__GOAL__: Make a verbatim copy of the entries below; pictures stay out.

--- BEGIN SUPPLIED MATERIAL ---

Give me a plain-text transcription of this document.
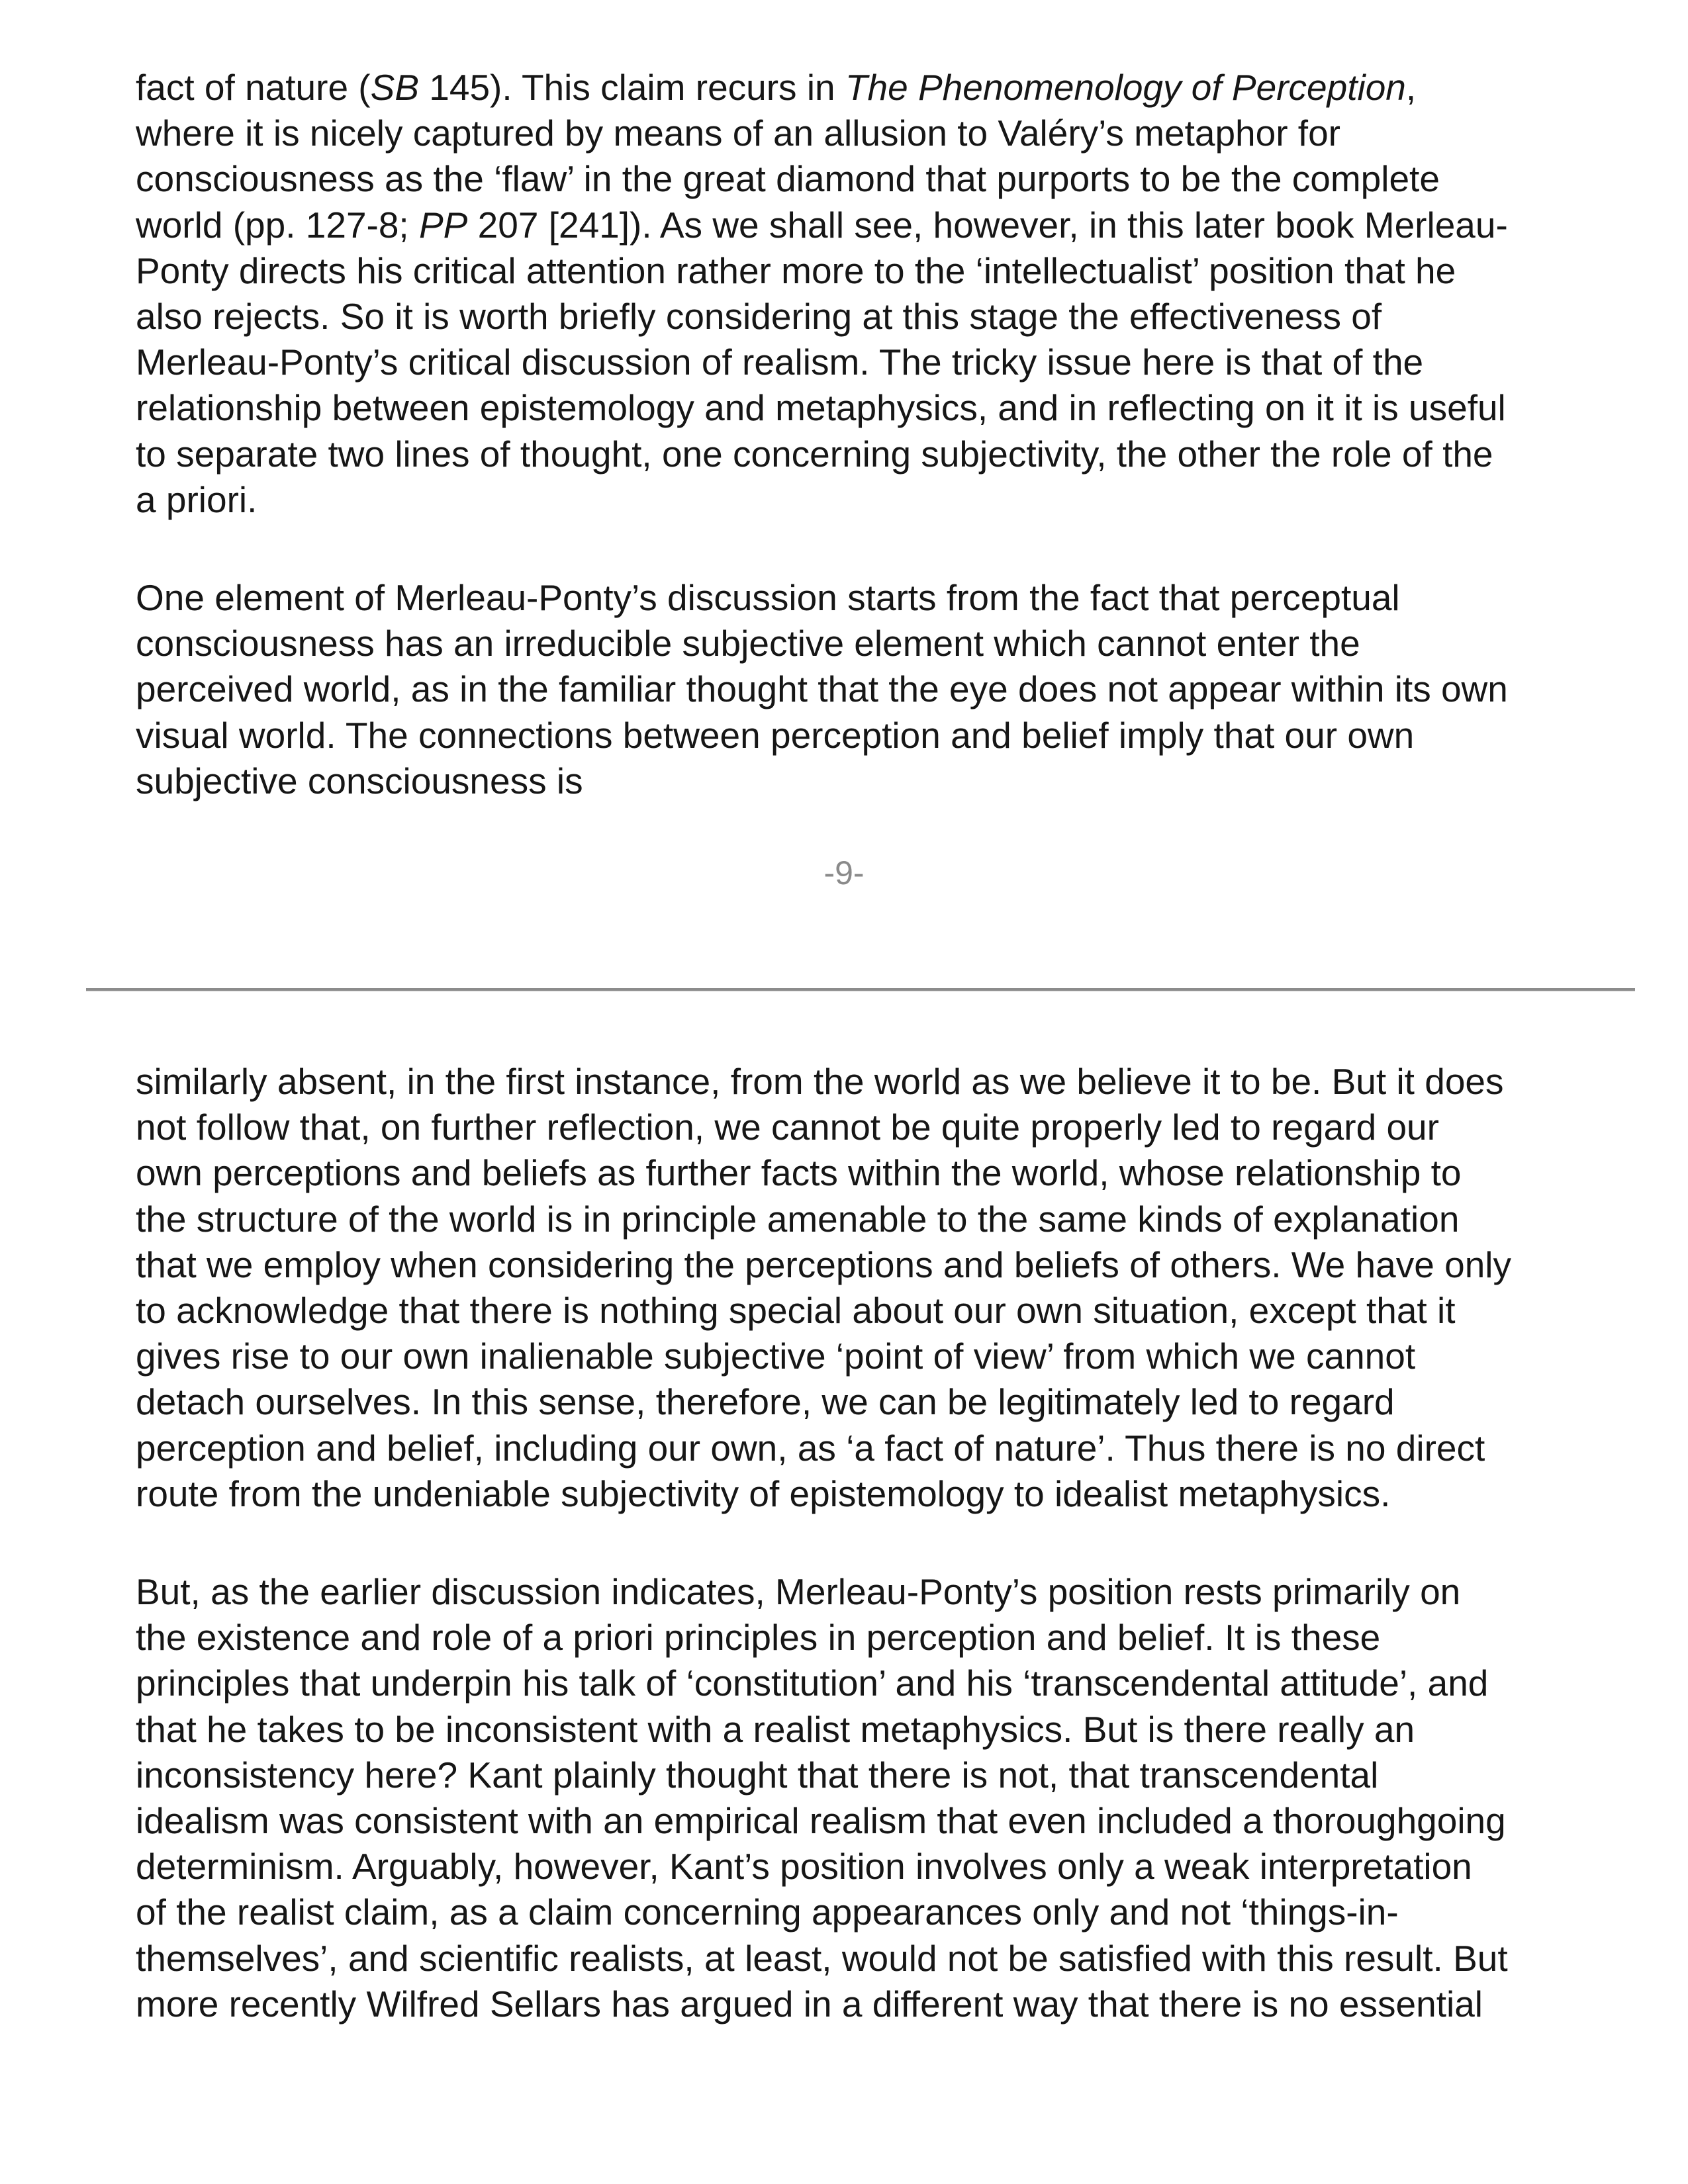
fact of nature (SB 145). This claim recurs in The Phenomenology of Perception,
where it is nicely captured by means of an allusion to Valéry’s metaphor for
consciousness as the ‘flaw’ in the great diamond that purports to be the complete
world (pp. 127-8; PP 207 [241]). As we shall see, however, in this later book Merleau-
Ponty directs his critical attention rather more to the ‘intellectualist’ position that he
also rejects. So it is worth briefly considering at this stage the effectiveness of
Merleau-Ponty’s critical discussion of realism. The tricky issue here is that of the
relationship between epistemology and metaphysics, and in reflecting on it it is useful
to separate two lines of thought, one concerning subjectivity, the other the role of the
a priori.

One element of Merleau-Ponty’s discussion starts from the fact that perceptual
consciousness has an irreducible subjective element which cannot enter the
perceived world, as in the familiar thought that the eye does not appear within its own
visual world. The connections between perception and belief imply that our own
subjective consciousness is

-9-

similarly absent, in the first instance, from the world as we believe it to be. But it does
not follow that, on further reflection, we cannot be quite properly led to regard our
own perceptions and beliefs as further facts within the world, whose relationship to
the structure of the world is in principle amenable to the same kinds of explanation
that we employ when considering the perceptions and beliefs of others. We have only
to acknowledge that there is nothing special about our own situation, except that it
gives rise to our own inalienable subjective ‘point of view’ from which we cannot
detach ourselves. In this sense, therefore, we can be legitimately led to regard
perception and belief, including our own, as ‘a fact of nature’. Thus there is no direct
route from the undeniable subjectivity of epistemology to idealist metaphysics.

But, as the earlier discussion indicates, Merleau-Ponty’s position rests primarily on
the existence and role of a priori principles in perception and belief. It is these
principles that underpin his talk of ‘constitution’ and his ‘transcendental attitude’, and
that he takes to be inconsistent with a realist metaphysics. But is there really an
inconsistency here? Kant plainly thought that there is not, that transcendental
idealism was consistent with an empirical realism that even included a thoroughgoing
determinism. Arguably, however, Kant’s position involves only a weak interpretation
of the realist claim, as a claim concerning appearances only and not ‘things-in-
themselves’, and scientific realists, at least, would not be satisfied with this result. But
more recently Wilfred Sellars has argued in a different way that there is no essential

--- END SUPPLIED MATERIAL ---

__IN RESPONSE__:
Give me a plain-text transcription of this document.
fact of nature (SB 145). This claim recurs in The Phenomenology of Perception,
where it is nicely captured by means of an allusion to Valéry’s metaphor for
consciousness as the ‘flaw’ in the great diamond that purports to be the complete
world (pp. 127-8; PP 207 [241]). As we shall see, however, in this later book Merleau-
Ponty directs his critical attention rather more to the ‘intellectualist’ position that he
also rejects. So it is worth briefly considering at this stage the effectiveness of
Merleau-Ponty’s critical discussion of realism. The tricky issue here is that of the
relationship between epistemology and metaphysics, and in reflecting on it it is useful
to separate two lines of thought, one concerning subjectivity, the other the role of the
a priori.

One element of Merleau-Ponty’s discussion starts from the fact that perceptual
consciousness has an irreducible subjective element which cannot enter the
perceived world, as in the familiar thought that the eye does not appear within its own
visual world. The connections between perception and belief imply that our own
subjective consciousness is

-9-

similarly absent, in the first instance, from the world as we believe it to be. But it does
not follow that, on further reflection, we cannot be quite properly led to regard our
own perceptions and beliefs as further facts within the world, whose relationship to
the structure of the world is in principle amenable to the same kinds of explanation
that we employ when considering the perceptions and beliefs of others. We have only
to acknowledge that there is nothing special about our own situation, except that it
gives rise to our own inalienable subjective ‘point of view’ from which we cannot
detach ourselves. In this sense, therefore, we can be legitimately led to regard
perception and belief, including our own, as ‘a fact of nature’. Thus there is no direct
route from the undeniable subjectivity of epistemology to idealist metaphysics.

But, as the earlier discussion indicates, Merleau-Ponty’s position rests primarily on
the existence and role of a priori principles in perception and belief. It is these
principles that underpin his talk of ‘constitution’ and his ‘transcendental attitude’, and
that he takes to be inconsistent with a realist metaphysics. But is there really an
inconsistency here? Kant plainly thought that there is not, that transcendental
idealism was consistent with an empirical realism that even included a thoroughgoing
determinism. Arguably, however, Kant’s position involves only a weak interpretation
of the realist claim, as a claim concerning appearances only and not ‘things-in-
themselves’, and scientific realists, at least, would not be satisfied with this result. But
more recently Wilfred Sellars has argued in a different way that there is no essential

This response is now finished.